*Problem to work on*
The listing below is to be output in its exact form.
** Begin Records supplied **
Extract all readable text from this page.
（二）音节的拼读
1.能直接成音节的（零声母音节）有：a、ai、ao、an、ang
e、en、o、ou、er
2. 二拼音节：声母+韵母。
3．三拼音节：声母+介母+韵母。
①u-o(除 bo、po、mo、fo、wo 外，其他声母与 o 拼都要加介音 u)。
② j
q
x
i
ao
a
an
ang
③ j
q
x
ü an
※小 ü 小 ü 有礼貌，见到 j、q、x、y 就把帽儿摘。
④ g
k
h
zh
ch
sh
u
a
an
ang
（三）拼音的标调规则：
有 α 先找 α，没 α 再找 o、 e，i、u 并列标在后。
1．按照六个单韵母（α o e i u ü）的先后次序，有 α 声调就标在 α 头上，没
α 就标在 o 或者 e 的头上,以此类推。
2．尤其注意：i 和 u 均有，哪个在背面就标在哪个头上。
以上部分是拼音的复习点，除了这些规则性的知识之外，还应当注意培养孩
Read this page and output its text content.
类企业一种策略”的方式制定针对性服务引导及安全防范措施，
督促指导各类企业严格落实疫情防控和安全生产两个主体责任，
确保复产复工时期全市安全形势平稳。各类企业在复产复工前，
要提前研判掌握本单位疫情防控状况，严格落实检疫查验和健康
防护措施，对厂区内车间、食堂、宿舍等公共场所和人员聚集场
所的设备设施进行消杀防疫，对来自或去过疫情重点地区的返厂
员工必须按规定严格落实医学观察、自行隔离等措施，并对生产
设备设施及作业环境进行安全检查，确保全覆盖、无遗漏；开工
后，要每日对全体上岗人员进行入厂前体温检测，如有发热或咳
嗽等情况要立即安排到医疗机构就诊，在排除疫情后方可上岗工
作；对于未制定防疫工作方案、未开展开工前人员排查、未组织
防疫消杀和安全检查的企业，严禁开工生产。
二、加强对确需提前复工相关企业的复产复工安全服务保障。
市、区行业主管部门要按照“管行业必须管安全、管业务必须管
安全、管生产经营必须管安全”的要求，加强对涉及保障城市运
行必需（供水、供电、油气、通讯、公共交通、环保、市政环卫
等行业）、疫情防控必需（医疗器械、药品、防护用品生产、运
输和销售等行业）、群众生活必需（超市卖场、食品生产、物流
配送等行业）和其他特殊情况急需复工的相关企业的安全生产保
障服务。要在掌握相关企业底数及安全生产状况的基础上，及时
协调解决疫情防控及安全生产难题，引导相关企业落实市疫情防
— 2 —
** End Records supplied **
*Solution to this problem*
Extract all readable text from this page.
（二）音节的拼读
1.能直接成音节的（零声母音节）有：a、ai、ao、an、ang
e、en、o、ou、er
2. 二拼音节：声母+韵母。
3．三拼音节：声母+介母+韵母。
①u-o(除 bo、po、mo、fo、wo 外，其他声母与 o 拼都要加介音 u)。
② j
q
x
i
ao
a
an
ang
③ j
q
x
ü an
※小 ü 小 ü 有礼貌，见到 j、q、x、y 就把帽儿摘。
④ g
k
h
zh
ch
sh
u
a
an
ang
（三）拼音的标调规则：
有 α 先找 α，没 α 再找 o、 e，i、u 并列标在后。
1．按照六个单韵母（α o e i u ü）的先后次序，有 α 声调就标在 α 头上，没
α 就标在 o 或者 e 的头上,以此类推。
2．尤其注意：i 和 u 均有，哪个在背面就标在哪个头上。
以上部分是拼音的复习点，除了这些规则性的知识之外，还应当注意培养孩
Read this page and output its text content.
类企业一种策略”的方式制定针对性服务引导及安全防范措施，
督促指导各类企业严格落实疫情防控和安全生产两个主体责任，
确保复产复工时期全市安全形势平稳。各类企业在复产复工前，
要提前研判掌握本单位疫情防控状况，严格落实检疫查验和健康
防护措施，对厂区内车间、食堂、宿舍等公共场所和人员聚集场
所的设备设施进行消杀防疫，对来自或去过疫情重点地区的返厂
员工必须按规定严格落实医学观察、自行隔离等措施，并对生产
设备设施及作业环境进行安全检查，确保全覆盖、无遗漏；开工
后，要每日对全体上岗人员进行入厂前体温检测，如有发热或咳
嗽等情况要立即安排到医疗机构就诊，在排除疫情后方可上岗工
作；对于未制定防疫工作方案、未开展开工前人员排查、未组织
防疫消杀和安全检查的企业，严禁开工生产。
二、加强对确需提前复工相关企业的复产复工安全服务保障。
市、区行业主管部门要按照“管行业必须管安全、管业务必须管
安全、管生产经营必须管安全”的要求，加强对涉及保障城市运
行必需（供水、供电、油气、通讯、公共交通、环保、市政环卫
等行业）、疫情防控必需（医疗器械、药品、防护用品生产、运
输和销售等行业）、群众生活必需（超市卖场、食品生产、物流
配送等行业）和其他特殊情况急需复工的相关企业的安全生产保
障服务。要在掌握相关企业底数及安全生产状况的基础上，及时
协调解决疫情防控及安全生产难题，引导相关企业落实市疫情防
— 2 —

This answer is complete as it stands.